* _Exercise directions_
Exactly reproduce each record listed below.

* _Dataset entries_
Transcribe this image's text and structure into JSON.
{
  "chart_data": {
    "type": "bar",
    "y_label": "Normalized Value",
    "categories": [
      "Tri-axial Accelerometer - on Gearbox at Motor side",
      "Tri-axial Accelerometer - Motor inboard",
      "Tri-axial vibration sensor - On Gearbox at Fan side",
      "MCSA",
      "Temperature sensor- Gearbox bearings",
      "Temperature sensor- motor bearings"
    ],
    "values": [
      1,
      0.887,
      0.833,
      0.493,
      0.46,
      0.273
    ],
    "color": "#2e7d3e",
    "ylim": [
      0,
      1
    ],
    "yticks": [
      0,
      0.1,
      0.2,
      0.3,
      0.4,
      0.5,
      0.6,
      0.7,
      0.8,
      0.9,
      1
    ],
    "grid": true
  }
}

* _Final result_
Transcribe this image's text and structure into JSON.
{
  "chart_data": {
    "type": "bar",
    "y_label": "Normalized Value",
    "categories": [
      "Tri-axial Accelerometer - on Gearbox at Motor side",
      "Tri-axial Accelerometer - Motor inboard",
      "Tri-axial vibration sensor - On Gearbox at Fan side",
      "MCSA",
      "Temperature sensor- Gearbox bearings",
      "Temperature sensor- motor bearings"
    ],
    "values": [
      1,
      0.887,
      0.833,
      0.493,
      0.46,
      0.273
    ],
    "color": "#2e7d3e",
    "ylim": [
      0,
      1
    ],
    "yticks": [
      0,
      0.1,
      0.2,
      0.3,
      0.4,
      0.5,
      0.6,
      0.7,
      0.8,
      0.9,
      1
    ],
    "grid": true
  }
}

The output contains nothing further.